◆ EXERCISE DIRECTIONS
List every line in this data where the string "JSON" occurs.

- - -

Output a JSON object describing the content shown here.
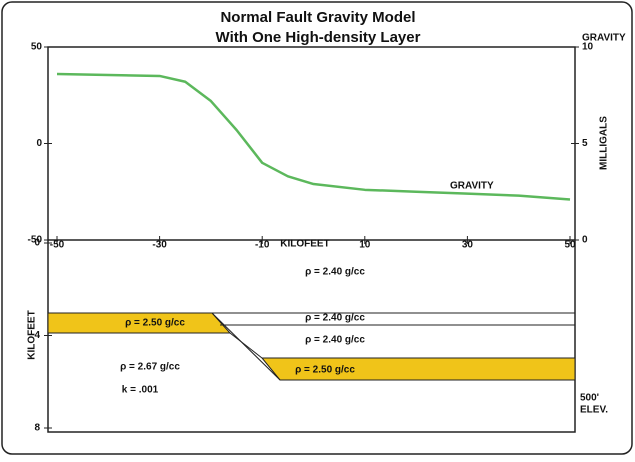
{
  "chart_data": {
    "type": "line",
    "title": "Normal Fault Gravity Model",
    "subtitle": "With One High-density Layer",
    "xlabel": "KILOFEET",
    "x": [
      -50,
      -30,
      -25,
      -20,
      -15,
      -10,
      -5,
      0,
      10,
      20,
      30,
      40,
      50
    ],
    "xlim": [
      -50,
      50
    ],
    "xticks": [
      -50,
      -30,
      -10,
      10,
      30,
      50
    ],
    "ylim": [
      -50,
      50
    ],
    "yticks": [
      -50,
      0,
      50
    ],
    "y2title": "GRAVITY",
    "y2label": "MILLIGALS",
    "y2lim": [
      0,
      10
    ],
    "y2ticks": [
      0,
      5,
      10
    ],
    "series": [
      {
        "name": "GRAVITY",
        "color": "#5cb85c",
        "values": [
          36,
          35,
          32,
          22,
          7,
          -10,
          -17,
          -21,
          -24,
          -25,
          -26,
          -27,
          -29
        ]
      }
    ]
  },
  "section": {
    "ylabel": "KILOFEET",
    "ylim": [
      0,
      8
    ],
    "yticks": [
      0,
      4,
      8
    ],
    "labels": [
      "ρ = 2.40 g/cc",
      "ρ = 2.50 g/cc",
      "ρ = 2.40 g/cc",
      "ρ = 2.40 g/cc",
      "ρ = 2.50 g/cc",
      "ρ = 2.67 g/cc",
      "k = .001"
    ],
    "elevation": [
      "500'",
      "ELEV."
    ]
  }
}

- - -

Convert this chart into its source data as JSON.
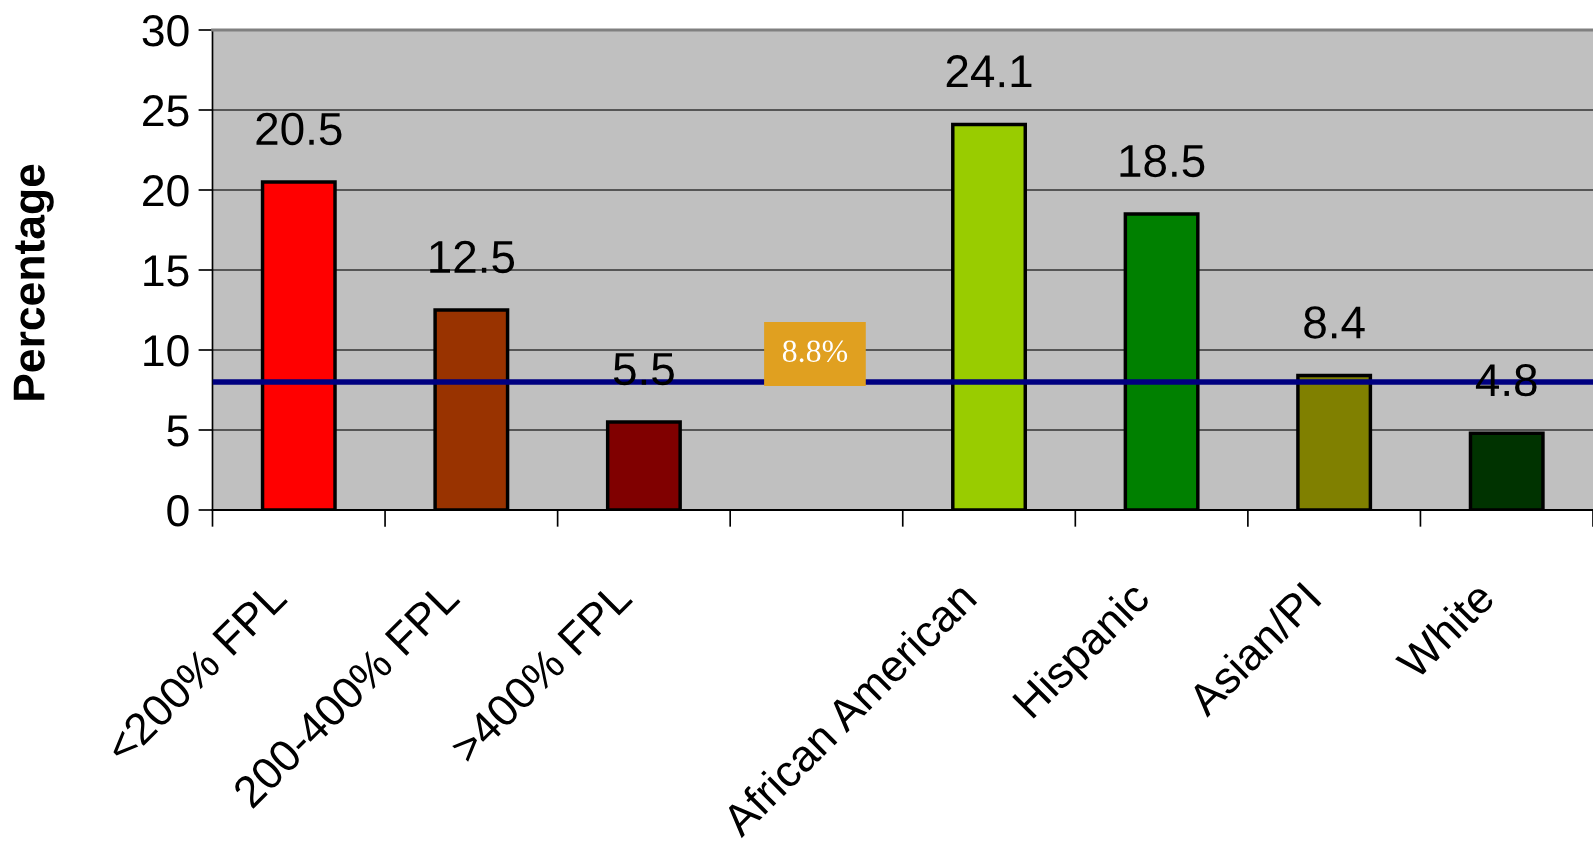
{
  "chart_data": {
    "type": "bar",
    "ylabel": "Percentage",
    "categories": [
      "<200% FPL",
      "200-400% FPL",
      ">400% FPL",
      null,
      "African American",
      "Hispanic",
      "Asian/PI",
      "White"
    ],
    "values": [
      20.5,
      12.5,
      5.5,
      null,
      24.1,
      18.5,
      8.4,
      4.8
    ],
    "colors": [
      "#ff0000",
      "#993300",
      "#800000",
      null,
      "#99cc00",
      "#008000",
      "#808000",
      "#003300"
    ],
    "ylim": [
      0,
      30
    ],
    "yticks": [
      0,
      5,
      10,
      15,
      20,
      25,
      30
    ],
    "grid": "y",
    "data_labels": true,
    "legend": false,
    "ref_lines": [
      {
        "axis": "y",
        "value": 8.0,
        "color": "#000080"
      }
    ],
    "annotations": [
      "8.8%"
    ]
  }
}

- - -

◆ RESULT BELOW
Output a JSON object describing the content shown here.
Convert this chart into its source data as JSON.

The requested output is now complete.